═════ RAW RECORDS

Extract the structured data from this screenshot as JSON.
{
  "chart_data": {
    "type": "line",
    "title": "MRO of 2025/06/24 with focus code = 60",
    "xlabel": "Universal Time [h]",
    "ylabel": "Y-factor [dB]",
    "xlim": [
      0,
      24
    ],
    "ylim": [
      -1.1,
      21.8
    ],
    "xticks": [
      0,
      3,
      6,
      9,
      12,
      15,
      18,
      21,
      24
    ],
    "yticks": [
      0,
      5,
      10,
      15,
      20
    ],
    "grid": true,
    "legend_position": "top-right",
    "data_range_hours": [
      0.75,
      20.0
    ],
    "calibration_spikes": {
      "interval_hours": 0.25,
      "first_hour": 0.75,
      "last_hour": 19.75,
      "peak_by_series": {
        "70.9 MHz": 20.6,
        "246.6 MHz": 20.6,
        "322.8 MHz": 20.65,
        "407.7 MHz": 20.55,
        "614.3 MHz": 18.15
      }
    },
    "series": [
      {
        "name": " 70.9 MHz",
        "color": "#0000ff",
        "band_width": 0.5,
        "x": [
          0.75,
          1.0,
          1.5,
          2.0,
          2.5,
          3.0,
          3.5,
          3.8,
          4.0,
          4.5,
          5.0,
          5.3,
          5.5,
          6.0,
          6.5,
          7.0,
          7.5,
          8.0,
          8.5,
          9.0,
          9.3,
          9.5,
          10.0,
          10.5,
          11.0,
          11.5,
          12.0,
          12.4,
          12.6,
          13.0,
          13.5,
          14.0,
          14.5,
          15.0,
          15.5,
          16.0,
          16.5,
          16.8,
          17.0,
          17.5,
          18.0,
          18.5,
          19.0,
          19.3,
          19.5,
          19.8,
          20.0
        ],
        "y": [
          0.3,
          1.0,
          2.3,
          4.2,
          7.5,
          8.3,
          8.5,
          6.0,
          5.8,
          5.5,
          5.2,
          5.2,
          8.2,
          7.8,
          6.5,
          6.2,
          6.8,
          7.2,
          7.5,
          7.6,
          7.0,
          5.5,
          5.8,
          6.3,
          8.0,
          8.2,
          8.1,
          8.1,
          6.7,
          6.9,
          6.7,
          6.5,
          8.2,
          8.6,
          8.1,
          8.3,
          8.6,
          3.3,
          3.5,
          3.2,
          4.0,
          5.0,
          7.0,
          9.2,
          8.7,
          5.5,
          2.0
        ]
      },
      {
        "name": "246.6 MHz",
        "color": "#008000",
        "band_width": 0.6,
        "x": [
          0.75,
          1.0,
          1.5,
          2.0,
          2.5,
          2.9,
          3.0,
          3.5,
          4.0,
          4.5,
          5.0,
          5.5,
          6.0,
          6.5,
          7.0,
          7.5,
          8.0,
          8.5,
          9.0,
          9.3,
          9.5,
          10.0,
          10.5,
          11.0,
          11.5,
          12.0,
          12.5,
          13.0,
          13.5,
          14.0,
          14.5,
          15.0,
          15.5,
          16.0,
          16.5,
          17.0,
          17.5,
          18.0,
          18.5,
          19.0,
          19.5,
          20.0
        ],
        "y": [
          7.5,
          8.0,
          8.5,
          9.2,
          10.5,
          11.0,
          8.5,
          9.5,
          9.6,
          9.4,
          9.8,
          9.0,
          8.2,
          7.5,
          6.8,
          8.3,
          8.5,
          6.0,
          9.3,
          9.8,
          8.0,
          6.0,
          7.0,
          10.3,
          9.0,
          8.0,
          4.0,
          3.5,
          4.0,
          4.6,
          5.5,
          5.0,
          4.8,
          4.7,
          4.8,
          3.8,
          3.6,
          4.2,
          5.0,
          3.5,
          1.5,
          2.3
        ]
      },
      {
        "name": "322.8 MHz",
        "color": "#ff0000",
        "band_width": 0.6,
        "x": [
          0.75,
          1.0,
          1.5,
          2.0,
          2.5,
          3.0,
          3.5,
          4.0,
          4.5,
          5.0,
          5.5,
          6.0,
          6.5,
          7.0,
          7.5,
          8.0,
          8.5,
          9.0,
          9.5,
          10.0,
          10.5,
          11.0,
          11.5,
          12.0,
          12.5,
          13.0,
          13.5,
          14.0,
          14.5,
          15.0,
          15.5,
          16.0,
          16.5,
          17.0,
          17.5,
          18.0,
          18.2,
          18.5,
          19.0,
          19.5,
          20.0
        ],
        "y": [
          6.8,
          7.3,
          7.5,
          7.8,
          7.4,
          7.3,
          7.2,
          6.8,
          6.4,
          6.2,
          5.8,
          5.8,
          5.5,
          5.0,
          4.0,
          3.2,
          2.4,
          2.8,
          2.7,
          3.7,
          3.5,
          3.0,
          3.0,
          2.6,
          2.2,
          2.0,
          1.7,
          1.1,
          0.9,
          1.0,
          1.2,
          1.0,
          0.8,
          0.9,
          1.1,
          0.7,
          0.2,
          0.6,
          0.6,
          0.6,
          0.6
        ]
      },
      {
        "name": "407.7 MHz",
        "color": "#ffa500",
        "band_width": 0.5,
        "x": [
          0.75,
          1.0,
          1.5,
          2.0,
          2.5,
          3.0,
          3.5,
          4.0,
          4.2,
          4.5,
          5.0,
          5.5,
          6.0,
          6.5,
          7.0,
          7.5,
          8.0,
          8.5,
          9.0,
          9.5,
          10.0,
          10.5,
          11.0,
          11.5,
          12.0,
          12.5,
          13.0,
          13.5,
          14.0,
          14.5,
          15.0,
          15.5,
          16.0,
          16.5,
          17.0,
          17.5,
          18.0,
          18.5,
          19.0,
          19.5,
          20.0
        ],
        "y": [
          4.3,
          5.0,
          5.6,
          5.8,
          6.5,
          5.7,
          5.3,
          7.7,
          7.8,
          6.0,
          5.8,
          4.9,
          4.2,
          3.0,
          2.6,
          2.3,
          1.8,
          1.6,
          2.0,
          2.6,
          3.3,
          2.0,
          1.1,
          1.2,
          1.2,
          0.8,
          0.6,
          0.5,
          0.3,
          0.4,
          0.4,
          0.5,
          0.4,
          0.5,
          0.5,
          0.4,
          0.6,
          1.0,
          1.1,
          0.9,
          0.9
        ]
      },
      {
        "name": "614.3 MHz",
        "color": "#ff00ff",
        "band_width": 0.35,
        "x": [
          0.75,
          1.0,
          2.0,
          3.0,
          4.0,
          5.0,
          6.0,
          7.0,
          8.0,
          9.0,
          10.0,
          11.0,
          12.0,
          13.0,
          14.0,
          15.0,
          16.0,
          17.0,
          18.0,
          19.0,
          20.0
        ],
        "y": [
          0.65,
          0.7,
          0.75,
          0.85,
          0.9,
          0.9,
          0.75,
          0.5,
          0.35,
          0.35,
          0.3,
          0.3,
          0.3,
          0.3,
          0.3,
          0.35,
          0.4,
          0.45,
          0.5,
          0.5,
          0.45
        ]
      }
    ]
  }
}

══════════
═════ RAW RECORDS

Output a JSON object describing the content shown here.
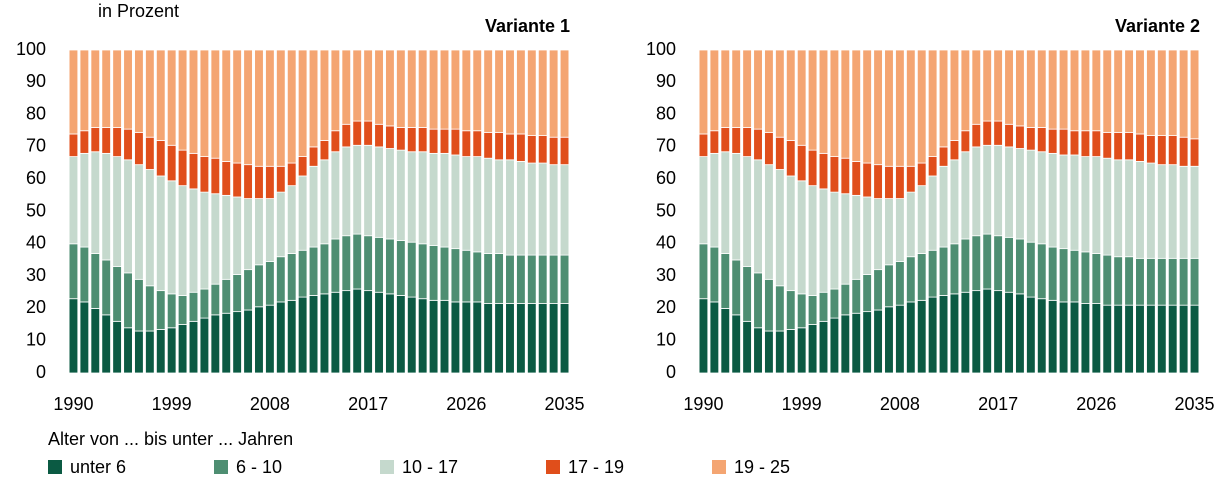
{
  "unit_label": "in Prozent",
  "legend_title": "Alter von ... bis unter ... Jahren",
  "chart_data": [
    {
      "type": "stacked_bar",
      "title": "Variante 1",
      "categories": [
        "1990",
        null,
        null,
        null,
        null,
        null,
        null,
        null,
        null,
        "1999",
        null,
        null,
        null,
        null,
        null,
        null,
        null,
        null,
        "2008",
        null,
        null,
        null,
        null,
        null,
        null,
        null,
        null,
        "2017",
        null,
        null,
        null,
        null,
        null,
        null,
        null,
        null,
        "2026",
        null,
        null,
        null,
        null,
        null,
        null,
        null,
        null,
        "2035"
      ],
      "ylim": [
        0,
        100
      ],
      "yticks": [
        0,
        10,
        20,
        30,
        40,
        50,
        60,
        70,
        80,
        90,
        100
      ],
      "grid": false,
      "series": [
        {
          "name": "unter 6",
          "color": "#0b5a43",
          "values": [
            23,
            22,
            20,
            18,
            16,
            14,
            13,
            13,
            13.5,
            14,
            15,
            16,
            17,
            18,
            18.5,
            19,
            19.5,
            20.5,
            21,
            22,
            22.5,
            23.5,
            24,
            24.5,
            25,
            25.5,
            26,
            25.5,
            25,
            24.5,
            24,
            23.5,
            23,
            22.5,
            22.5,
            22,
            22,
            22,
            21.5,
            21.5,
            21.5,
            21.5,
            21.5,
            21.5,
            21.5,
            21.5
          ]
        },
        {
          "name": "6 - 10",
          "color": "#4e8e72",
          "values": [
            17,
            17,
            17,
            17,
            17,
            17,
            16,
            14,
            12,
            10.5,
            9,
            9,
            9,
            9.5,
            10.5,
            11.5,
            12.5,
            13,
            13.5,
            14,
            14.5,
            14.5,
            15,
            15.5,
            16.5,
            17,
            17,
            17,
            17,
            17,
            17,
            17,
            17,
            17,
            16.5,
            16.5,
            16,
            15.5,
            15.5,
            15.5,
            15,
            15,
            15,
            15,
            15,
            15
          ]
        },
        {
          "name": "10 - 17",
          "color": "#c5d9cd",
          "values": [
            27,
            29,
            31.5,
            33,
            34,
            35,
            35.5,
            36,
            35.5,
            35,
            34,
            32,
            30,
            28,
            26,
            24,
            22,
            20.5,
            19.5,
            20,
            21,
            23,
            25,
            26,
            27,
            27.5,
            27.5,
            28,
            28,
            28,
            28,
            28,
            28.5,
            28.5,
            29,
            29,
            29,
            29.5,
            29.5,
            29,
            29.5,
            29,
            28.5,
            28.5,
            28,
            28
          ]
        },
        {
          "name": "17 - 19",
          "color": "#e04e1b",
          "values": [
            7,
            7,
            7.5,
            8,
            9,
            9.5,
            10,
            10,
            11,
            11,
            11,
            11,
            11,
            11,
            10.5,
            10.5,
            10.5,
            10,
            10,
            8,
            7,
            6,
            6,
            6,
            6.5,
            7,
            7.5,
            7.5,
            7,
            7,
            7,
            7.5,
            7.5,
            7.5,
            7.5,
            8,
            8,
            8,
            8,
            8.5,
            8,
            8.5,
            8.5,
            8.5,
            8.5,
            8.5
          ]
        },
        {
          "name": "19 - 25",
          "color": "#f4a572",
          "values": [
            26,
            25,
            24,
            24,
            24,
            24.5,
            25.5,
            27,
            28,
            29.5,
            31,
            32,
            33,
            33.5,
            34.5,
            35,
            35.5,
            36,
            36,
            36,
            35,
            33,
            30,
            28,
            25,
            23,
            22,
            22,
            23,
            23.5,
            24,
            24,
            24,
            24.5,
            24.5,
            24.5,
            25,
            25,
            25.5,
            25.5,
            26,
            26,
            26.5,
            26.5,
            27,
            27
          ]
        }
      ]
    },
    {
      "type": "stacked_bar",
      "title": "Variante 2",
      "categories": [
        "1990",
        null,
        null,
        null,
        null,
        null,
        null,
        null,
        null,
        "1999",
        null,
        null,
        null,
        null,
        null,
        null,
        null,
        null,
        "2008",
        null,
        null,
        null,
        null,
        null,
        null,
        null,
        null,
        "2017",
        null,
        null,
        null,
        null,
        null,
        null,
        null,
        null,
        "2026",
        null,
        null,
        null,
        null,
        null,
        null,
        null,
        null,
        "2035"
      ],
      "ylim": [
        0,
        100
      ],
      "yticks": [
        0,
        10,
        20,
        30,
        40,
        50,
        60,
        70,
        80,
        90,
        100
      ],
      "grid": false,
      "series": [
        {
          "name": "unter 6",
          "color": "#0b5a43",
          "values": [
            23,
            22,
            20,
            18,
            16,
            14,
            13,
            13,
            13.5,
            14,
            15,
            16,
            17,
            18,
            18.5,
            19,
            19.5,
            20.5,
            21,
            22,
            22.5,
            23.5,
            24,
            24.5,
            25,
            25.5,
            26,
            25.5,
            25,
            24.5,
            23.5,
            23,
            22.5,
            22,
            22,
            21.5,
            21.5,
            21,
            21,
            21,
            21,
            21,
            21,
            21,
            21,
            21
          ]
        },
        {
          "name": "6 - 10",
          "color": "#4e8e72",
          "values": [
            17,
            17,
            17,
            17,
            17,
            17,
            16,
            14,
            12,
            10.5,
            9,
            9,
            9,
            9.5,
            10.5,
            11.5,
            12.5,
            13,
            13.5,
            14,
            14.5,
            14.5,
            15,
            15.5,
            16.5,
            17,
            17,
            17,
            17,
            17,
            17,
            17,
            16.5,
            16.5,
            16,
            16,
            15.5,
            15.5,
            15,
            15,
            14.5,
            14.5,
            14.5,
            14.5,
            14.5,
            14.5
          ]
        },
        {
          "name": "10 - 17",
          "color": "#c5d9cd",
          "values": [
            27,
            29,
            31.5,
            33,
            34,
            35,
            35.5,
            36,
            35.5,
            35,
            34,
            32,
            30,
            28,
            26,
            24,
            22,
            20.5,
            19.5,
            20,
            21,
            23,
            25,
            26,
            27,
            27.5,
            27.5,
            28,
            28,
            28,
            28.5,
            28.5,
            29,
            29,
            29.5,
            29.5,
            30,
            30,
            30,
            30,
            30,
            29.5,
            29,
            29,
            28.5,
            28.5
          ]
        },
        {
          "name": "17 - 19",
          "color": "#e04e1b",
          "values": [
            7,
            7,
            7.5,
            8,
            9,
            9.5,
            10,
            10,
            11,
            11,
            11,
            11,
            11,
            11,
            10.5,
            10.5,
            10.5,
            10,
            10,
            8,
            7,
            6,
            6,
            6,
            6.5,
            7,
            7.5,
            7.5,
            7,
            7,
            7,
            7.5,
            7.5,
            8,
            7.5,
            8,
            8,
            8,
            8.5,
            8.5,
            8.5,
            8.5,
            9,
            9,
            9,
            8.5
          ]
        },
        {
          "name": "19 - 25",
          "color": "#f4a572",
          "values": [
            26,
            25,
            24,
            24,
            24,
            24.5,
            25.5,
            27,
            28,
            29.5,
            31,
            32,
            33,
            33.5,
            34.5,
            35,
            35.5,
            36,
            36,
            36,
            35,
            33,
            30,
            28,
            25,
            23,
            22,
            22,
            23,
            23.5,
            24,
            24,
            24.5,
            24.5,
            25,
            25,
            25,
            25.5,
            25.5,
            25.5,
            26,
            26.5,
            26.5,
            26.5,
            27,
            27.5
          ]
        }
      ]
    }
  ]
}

══════════

**DIRECTIONS**: In the entries above, find every line holding the word "JSON" and copy it out.

**RESULT FOR THIS TASK**:
Extract the structured data from this screenshot as JSON.
Output a JSON object describing the content shown here.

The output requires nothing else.